-- RAW DATA start --

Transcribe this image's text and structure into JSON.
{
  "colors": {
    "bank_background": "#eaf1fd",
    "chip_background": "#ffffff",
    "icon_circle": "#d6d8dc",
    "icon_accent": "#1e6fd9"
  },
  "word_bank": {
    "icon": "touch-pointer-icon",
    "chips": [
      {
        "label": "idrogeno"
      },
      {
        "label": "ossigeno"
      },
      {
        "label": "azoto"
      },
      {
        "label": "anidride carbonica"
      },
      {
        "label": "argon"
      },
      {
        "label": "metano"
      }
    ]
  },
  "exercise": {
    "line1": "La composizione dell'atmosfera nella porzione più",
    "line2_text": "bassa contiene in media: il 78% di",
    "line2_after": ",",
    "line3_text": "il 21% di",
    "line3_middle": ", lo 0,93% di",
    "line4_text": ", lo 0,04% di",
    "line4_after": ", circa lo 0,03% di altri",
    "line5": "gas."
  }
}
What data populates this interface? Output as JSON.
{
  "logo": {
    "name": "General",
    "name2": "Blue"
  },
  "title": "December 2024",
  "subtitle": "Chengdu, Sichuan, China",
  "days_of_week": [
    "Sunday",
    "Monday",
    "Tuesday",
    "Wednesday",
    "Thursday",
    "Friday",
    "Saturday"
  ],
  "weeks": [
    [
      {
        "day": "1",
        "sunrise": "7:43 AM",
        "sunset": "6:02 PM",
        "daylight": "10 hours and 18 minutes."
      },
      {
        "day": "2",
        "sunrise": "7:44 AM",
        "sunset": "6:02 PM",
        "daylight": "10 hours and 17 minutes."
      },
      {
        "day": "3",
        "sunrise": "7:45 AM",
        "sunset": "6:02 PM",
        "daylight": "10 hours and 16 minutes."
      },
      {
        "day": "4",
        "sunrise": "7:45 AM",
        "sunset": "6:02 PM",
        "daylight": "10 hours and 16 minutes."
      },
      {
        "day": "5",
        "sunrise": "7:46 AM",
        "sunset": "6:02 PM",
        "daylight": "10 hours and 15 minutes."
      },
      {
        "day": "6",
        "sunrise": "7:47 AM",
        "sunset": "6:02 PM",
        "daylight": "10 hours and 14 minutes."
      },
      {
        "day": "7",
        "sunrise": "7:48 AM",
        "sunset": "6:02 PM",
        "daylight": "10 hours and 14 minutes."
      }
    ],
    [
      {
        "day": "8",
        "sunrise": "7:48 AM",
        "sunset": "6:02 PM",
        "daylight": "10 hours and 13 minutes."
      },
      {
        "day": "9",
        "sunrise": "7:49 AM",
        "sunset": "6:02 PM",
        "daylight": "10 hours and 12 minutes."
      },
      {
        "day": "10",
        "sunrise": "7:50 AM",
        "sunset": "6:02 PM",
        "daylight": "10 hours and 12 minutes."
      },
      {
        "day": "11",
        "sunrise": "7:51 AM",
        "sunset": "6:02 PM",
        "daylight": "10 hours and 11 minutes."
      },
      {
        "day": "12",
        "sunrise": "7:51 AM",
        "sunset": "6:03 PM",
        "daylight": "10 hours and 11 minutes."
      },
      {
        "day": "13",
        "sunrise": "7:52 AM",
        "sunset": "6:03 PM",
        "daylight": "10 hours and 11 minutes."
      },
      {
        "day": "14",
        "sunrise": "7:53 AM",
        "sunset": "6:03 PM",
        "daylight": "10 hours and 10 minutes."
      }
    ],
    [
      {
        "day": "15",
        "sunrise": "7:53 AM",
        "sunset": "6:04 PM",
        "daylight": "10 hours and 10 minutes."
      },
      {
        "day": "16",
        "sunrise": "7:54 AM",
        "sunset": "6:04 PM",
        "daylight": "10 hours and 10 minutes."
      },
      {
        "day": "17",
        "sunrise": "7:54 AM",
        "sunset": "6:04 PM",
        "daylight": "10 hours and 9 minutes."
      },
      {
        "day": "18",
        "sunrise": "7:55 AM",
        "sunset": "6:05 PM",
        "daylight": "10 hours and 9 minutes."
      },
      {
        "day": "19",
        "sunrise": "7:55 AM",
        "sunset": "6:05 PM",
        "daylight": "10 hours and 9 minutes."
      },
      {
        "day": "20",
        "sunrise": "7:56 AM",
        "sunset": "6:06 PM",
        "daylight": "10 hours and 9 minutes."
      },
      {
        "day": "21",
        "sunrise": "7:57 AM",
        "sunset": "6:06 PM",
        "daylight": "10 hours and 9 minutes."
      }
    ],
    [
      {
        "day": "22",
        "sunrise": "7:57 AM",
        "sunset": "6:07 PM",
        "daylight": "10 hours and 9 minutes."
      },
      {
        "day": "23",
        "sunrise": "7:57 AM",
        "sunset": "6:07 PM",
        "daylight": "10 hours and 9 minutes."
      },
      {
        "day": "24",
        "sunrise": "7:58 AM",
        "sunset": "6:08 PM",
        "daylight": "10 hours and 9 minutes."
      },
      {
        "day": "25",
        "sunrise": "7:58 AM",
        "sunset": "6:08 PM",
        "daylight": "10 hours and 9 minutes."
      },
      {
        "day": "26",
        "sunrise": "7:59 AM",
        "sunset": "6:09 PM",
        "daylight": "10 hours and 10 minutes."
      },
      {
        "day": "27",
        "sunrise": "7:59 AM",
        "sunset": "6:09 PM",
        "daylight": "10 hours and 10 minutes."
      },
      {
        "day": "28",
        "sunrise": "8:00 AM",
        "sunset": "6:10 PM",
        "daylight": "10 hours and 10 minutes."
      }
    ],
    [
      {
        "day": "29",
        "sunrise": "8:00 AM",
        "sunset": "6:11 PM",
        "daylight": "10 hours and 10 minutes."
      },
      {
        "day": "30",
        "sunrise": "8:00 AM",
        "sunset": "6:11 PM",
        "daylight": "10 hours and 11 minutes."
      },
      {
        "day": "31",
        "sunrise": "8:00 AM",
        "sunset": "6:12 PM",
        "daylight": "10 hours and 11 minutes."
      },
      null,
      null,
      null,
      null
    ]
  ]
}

-- RAW DATA end --

BRIEF
Write out every record verbatim.

ANSWER TO THIS EXERCISE
Transcribe this image's text and structure into JSON.
{
  "colors": {
    "bank_background": "#eaf1fd",
    "chip_background": "#ffffff",
    "icon_circle": "#d6d8dc",
    "icon_accent": "#1e6fd9"
  },
  "word_bank": {
    "icon": "touch-pointer-icon",
    "chips": [
      {
        "label": "idrogeno"
      },
      {
        "label": "ossigeno"
      },
      {
        "label": "azoto"
      },
      {
        "label": "anidride carbonica"
      },
      {
        "label": "argon"
      },
      {
        "label": "metano"
      }
    ]
  },
  "exercise": {
    "line1": "La composizione dell'atmosfera nella porzione più",
    "line2_text": "bassa contiene in media: il 78% di",
    "line2_after": ",",
    "line3_text": "il 21% di",
    "line3_middle": ", lo 0,93% di",
    "line4_text": ", lo 0,04% di",
    "line4_after": ", circa lo 0,03% di altri",
    "line5": "gas."
  }
}
What data populates this interface? Output as JSON.
{
  "logo": {
    "name": "General",
    "name2": "Blue"
  },
  "title": "December 2024",
  "subtitle": "Chengdu, Sichuan, China",
  "days_of_week": [
    "Sunday",
    "Monday",
    "Tuesday",
    "Wednesday",
    "Thursday",
    "Friday",
    "Saturday"
  ],
  "weeks": [
    [
      {
        "day": "1",
        "sunrise": "7:43 AM",
        "sunset": "6:02 PM",
        "daylight": "10 hours and 18 minutes."
      },
      {
        "day": "2",
        "sunrise": "7:44 AM",
        "sunset": "6:02 PM",
        "daylight": "10 hours and 17 minutes."
      },
      {
        "day": "3",
        "sunrise": "7:45 AM",
        "sunset": "6:02 PM",
        "daylight": "10 hours and 16 minutes."
      },
      {
        "day": "4",
        "sunrise": "7:45 AM",
        "sunset": "6:02 PM",
        "daylight": "10 hours and 16 minutes."
      },
      {
        "day": "5",
        "sunrise": "7:46 AM",
        "sunset": "6:02 PM",
        "daylight": "10 hours and 15 minutes."
      },
      {
        "day": "6",
        "sunrise": "7:47 AM",
        "sunset": "6:02 PM",
        "daylight": "10 hours and 14 minutes."
      },
      {
        "day": "7",
        "sunrise": "7:48 AM",
        "sunset": "6:02 PM",
        "daylight": "10 hours and 14 minutes."
      }
    ],
    [
      {
        "day": "8",
        "sunrise": "7:48 AM",
        "sunset": "6:02 PM",
        "daylight": "10 hours and 13 minutes."
      },
      {
        "day": "9",
        "sunrise": "7:49 AM",
        "sunset": "6:02 PM",
        "daylight": "10 hours and 12 minutes."
      },
      {
        "day": "10",
        "sunrise": "7:50 AM",
        "sunset": "6:02 PM",
        "daylight": "10 hours and 12 minutes."
      },
      {
        "day": "11",
        "sunrise": "7:51 AM",
        "sunset": "6:02 PM",
        "daylight": "10 hours and 11 minutes."
      },
      {
        "day": "12",
        "sunrise": "7:51 AM",
        "sunset": "6:03 PM",
        "daylight": "10 hours and 11 minutes."
      },
      {
        "day": "13",
        "sunrise": "7:52 AM",
        "sunset": "6:03 PM",
        "daylight": "10 hours and 11 minutes."
      },
      {
        "day": "14",
        "sunrise": "7:53 AM",
        "sunset": "6:03 PM",
        "daylight": "10 hours and 10 minutes."
      }
    ],
    [
      {
        "day": "15",
        "sunrise": "7:53 AM",
        "sunset": "6:04 PM",
        "daylight": "10 hours and 10 minutes."
      },
      {
        "day": "16",
        "sunrise": "7:54 AM",
        "sunset": "6:04 PM",
        "daylight": "10 hours and 10 minutes."
      },
      {
        "day": "17",
        "sunrise": "7:54 AM",
        "sunset": "6:04 PM",
        "daylight": "10 hours and 9 minutes."
      },
      {
        "day": "18",
        "sunrise": "7:55 AM",
        "sunset": "6:05 PM",
        "daylight": "10 hours and 9 minutes."
      },
      {
        "day": "19",
        "sunrise": "7:55 AM",
        "sunset": "6:05 PM",
        "daylight": "10 hours and 9 minutes."
      },
      {
        "day": "20",
        "sunrise": "7:56 AM",
        "sunset": "6:06 PM",
        "daylight": "10 hours and 9 minutes."
      },
      {
        "day": "21",
        "sunrise": "7:57 AM",
        "sunset": "6:06 PM",
        "daylight": "10 hours and 9 minutes."
      }
    ],
    [
      {
        "day": "22",
        "sunrise": "7:57 AM",
        "sunset": "6:07 PM",
        "daylight": "10 hours and 9 minutes."
      },
      {
        "day": "23",
        "sunrise": "7:57 AM",
        "sunset": "6:07 PM",
        "daylight": "10 hours and 9 minutes."
      },
      {
        "day": "24",
        "sunrise": "7:58 AM",
        "sunset": "6:08 PM",
        "daylight": "10 hours and 9 minutes."
      },
      {
        "day": "25",
        "sunrise": "7:58 AM",
        "sunset": "6:08 PM",
        "daylight": "10 hours and 9 minutes."
      },
      {
        "day": "26",
        "sunrise": "7:59 AM",
        "sunset": "6:09 PM",
        "daylight": "10 hours and 10 minutes."
      },
      {
        "day": "27",
        "sunrise": "7:59 AM",
        "sunset": "6:09 PM",
        "daylight": "10 hours and 10 minutes."
      },
      {
        "day": "28",
        "sunrise": "8:00 AM",
        "sunset": "6:10 PM",
        "daylight": "10 hours and 10 minutes."
      }
    ],
    [
      {
        "day": "29",
        "sunrise": "8:00 AM",
        "sunset": "6:11 PM",
        "daylight": "10 hours and 10 minutes."
      },
      {
        "day": "30",
        "sunrise": "8:00 AM",
        "sunset": "6:11 PM",
        "daylight": "10 hours and 11 minutes."
      },
      {
        "day": "31",
        "sunrise": "8:00 AM",
        "sunset": "6:12 PM",
        "daylight": "10 hours and 11 minutes."
      },
      null,
      null,
      null,
      null
    ]
  ]
}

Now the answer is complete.